- [Work to complete]
What follows is a set of records; restate each one word for word and drop the pictures.

- [Dataset extract]
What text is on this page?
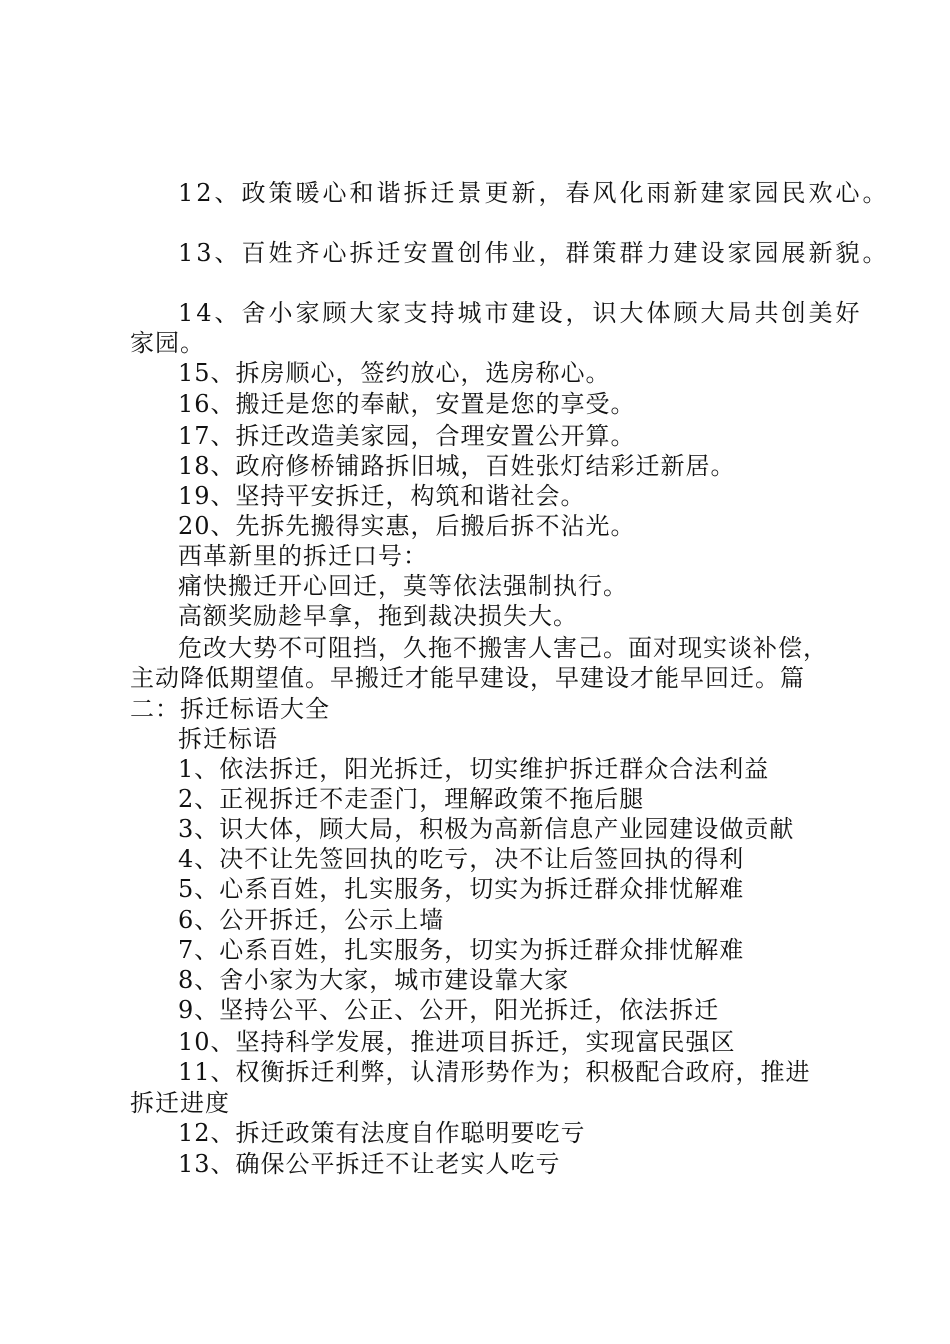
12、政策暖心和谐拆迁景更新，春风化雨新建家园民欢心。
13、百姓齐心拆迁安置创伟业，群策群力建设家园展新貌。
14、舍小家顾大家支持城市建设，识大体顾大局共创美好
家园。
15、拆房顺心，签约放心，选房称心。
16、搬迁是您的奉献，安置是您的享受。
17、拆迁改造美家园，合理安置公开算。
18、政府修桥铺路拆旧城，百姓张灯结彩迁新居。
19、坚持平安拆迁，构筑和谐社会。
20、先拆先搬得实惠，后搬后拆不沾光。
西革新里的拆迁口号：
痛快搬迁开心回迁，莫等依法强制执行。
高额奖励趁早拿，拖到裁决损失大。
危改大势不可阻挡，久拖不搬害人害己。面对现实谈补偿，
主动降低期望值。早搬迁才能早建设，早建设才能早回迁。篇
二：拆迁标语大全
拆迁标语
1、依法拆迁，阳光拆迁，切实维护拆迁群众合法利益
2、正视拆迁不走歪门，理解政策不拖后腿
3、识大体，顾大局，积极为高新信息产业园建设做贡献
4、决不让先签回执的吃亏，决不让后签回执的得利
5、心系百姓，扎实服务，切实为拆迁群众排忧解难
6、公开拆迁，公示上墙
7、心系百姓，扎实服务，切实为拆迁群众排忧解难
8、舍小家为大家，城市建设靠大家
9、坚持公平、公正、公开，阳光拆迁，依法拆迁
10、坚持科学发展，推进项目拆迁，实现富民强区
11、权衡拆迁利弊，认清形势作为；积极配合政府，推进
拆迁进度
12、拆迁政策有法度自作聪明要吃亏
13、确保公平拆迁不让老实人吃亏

- [Solution to this exercise]
What text is on this page?
12、政策暖心和谐拆迁景更新，春风化雨新建家园民欢心。
13、百姓齐心拆迁安置创伟业，群策群力建设家园展新貌。
14、舍小家顾大家支持城市建设，识大体顾大局共创美好
家园。
15、拆房顺心，签约放心，选房称心。
16、搬迁是您的奉献，安置是您的享受。
17、拆迁改造美家园，合理安置公开算。
18、政府修桥铺路拆旧城，百姓张灯结彩迁新居。
19、坚持平安拆迁，构筑和谐社会。
20、先拆先搬得实惠，后搬后拆不沾光。
西革新里的拆迁口号：
痛快搬迁开心回迁，莫等依法强制执行。
高额奖励趁早拿，拖到裁决损失大。
危改大势不可阻挡，久拖不搬害人害己。面对现实谈补偿，
主动降低期望值。早搬迁才能早建设，早建设才能早回迁。篇
二：拆迁标语大全
拆迁标语
1、依法拆迁，阳光拆迁，切实维护拆迁群众合法利益
2、正视拆迁不走歪门，理解政策不拖后腿
3、识大体，顾大局，积极为高新信息产业园建设做贡献
4、决不让先签回执的吃亏，决不让后签回执的得利
5、心系百姓，扎实服务，切实为拆迁群众排忧解难
6、公开拆迁，公示上墙
7、心系百姓，扎实服务，切实为拆迁群众排忧解难
8、舍小家为大家，城市建设靠大家
9、坚持公平、公正、公开，阳光拆迁，依法拆迁
10、坚持科学发展，推进项目拆迁，实现富民强区
11、权衡拆迁利弊，认清形势作为；积极配合政府，推进
拆迁进度
12、拆迁政策有法度自作聪明要吃亏
13、确保公平拆迁不让老实人吃亏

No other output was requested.